BEGIN DATASET RECORDS

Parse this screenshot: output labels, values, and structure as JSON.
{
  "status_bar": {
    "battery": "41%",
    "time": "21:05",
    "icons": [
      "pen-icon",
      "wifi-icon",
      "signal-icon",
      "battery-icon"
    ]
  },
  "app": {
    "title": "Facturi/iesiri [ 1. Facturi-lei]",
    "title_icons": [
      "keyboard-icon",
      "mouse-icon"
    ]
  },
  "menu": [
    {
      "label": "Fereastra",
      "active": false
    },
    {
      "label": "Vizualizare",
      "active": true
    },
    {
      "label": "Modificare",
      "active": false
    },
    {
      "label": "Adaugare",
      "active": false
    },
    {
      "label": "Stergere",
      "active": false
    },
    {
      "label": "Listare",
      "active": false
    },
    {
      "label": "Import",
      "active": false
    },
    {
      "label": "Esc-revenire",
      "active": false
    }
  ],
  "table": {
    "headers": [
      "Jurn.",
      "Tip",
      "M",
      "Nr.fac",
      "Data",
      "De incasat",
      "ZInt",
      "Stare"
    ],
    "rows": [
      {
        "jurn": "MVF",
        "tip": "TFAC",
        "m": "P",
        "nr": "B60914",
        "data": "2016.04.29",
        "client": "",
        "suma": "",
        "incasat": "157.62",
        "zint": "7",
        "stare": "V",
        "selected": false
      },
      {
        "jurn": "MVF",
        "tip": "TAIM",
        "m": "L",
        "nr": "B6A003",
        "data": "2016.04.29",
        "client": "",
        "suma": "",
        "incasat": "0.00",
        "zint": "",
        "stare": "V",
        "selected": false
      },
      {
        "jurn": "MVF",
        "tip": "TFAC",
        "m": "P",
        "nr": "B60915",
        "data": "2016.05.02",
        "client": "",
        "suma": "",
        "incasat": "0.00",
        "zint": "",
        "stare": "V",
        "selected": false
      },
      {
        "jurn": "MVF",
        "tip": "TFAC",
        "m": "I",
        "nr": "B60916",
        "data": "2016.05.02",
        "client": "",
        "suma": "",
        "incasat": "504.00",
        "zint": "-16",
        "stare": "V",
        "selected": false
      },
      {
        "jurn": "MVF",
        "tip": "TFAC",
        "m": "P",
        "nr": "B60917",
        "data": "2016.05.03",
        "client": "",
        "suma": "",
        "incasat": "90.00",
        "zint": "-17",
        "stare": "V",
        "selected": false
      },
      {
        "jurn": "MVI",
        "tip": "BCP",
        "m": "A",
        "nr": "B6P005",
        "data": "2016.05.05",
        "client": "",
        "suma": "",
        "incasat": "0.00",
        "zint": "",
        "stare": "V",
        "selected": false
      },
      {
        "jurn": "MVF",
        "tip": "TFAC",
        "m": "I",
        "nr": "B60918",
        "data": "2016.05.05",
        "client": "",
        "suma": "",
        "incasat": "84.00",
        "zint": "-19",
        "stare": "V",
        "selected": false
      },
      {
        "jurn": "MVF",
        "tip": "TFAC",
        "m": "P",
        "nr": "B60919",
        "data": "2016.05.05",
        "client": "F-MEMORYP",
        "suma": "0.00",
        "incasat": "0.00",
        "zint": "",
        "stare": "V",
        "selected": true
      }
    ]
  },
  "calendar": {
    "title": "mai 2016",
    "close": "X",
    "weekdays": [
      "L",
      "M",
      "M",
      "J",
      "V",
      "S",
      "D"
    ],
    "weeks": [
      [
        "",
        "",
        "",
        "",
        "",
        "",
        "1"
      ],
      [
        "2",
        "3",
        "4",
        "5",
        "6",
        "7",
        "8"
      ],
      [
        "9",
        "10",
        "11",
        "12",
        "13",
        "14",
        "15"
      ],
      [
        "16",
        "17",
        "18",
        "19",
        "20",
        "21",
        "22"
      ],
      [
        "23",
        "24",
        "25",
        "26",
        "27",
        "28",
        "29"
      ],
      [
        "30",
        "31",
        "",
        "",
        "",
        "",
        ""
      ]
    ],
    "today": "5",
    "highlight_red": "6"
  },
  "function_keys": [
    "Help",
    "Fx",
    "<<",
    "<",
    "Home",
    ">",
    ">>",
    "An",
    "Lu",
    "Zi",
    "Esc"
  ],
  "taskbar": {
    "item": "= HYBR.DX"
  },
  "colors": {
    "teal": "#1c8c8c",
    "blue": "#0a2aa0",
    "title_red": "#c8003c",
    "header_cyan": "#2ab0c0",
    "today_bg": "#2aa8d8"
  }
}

END DATASET RECORDS

CHALLENGE =
Retype all the material above precisely, with no line left out.

RESULT OF THE EXERCISE =
Parse this screenshot: output labels, values, and structure as JSON.
{
  "status_bar": {
    "battery": "41%",
    "time": "21:05",
    "icons": [
      "pen-icon",
      "wifi-icon",
      "signal-icon",
      "battery-icon"
    ]
  },
  "app": {
    "title": "Facturi/iesiri [ 1. Facturi-lei]",
    "title_icons": [
      "keyboard-icon",
      "mouse-icon"
    ]
  },
  "menu": [
    {
      "label": "Fereastra",
      "active": false
    },
    {
      "label": "Vizualizare",
      "active": true
    },
    {
      "label": "Modificare",
      "active": false
    },
    {
      "label": "Adaugare",
      "active": false
    },
    {
      "label": "Stergere",
      "active": false
    },
    {
      "label": "Listare",
      "active": false
    },
    {
      "label": "Import",
      "active": false
    },
    {
      "label": "Esc-revenire",
      "active": false
    }
  ],
  "table": {
    "headers": [
      "Jurn.",
      "Tip",
      "M",
      "Nr.fac",
      "Data",
      "De incasat",
      "ZInt",
      "Stare"
    ],
    "rows": [
      {
        "jurn": "MVF",
        "tip": "TFAC",
        "m": "P",
        "nr": "B60914",
        "data": "2016.04.29",
        "client": "",
        "suma": "",
        "incasat": "157.62",
        "zint": "7",
        "stare": "V",
        "selected": false
      },
      {
        "jurn": "MVF",
        "tip": "TAIM",
        "m": "L",
        "nr": "B6A003",
        "data": "2016.04.29",
        "client": "",
        "suma": "",
        "incasat": "0.00",
        "zint": "",
        "stare": "V",
        "selected": false
      },
      {
        "jurn": "MVF",
        "tip": "TFAC",
        "m": "P",
        "nr": "B60915",
        "data": "2016.05.02",
        "client": "",
        "suma": "",
        "incasat": "0.00",
        "zint": "",
        "stare": "V",
        "selected": false
      },
      {
        "jurn": "MVF",
        "tip": "TFAC",
        "m": "I",
        "nr": "B60916",
        "data": "2016.05.02",
        "client": "",
        "suma": "",
        "incasat": "504.00",
        "zint": "-16",
        "stare": "V",
        "selected": false
      },
      {
        "jurn": "MVF",
        "tip": "TFAC",
        "m": "P",
        "nr": "B60917",
        "data": "2016.05.03",
        "client": "",
        "suma": "",
        "incasat": "90.00",
        "zint": "-17",
        "stare": "V",
        "selected": false
      },
      {
        "jurn": "MVI",
        "tip": "BCP",
        "m": "A",
        "nr": "B6P005",
        "data": "2016.05.05",
        "client": "",
        "suma": "",
        "incasat": "0.00",
        "zint": "",
        "stare": "V",
        "selected": false
      },
      {
        "jurn": "MVF",
        "tip": "TFAC",
        "m": "I",
        "nr": "B60918",
        "data": "2016.05.05",
        "client": "",
        "suma": "",
        "incasat": "84.00",
        "zint": "-19",
        "stare": "V",
        "selected": false
      },
      {
        "jurn": "MVF",
        "tip": "TFAC",
        "m": "P",
        "nr": "B60919",
        "data": "2016.05.05",
        "client": "F-MEMORYP",
        "suma": "0.00",
        "incasat": "0.00",
        "zint": "",
        "stare": "V",
        "selected": true
      }
    ]
  },
  "calendar": {
    "title": "mai 2016",
    "close": "X",
    "weekdays": [
      "L",
      "M",
      "M",
      "J",
      "V",
      "S",
      "D"
    ],
    "weeks": [
      [
        "",
        "",
        "",
        "",
        "",
        "",
        "1"
      ],
      [
        "2",
        "3",
        "4",
        "5",
        "6",
        "7",
        "8"
      ],
      [
        "9",
        "10",
        "11",
        "12",
        "13",
        "14",
        "15"
      ],
      [
        "16",
        "17",
        "18",
        "19",
        "20",
        "21",
        "22"
      ],
      [
        "23",
        "24",
        "25",
        "26",
        "27",
        "28",
        "29"
      ],
      [
        "30",
        "31",
        "",
        "",
        "",
        "",
        ""
      ]
    ],
    "today": "5",
    "highlight_red": "6"
  },
  "function_keys": [
    "Help",
    "Fx",
    "<<",
    "<",
    "Home",
    ">",
    ">>",
    "An",
    "Lu",
    "Zi",
    "Esc"
  ],
  "taskbar": {
    "item": "= HYBR.DX"
  },
  "colors": {
    "teal": "#1c8c8c",
    "blue": "#0a2aa0",
    "title_red": "#c8003c",
    "header_cyan": "#2ab0c0",
    "today_bg": "#2aa8d8"
  }
}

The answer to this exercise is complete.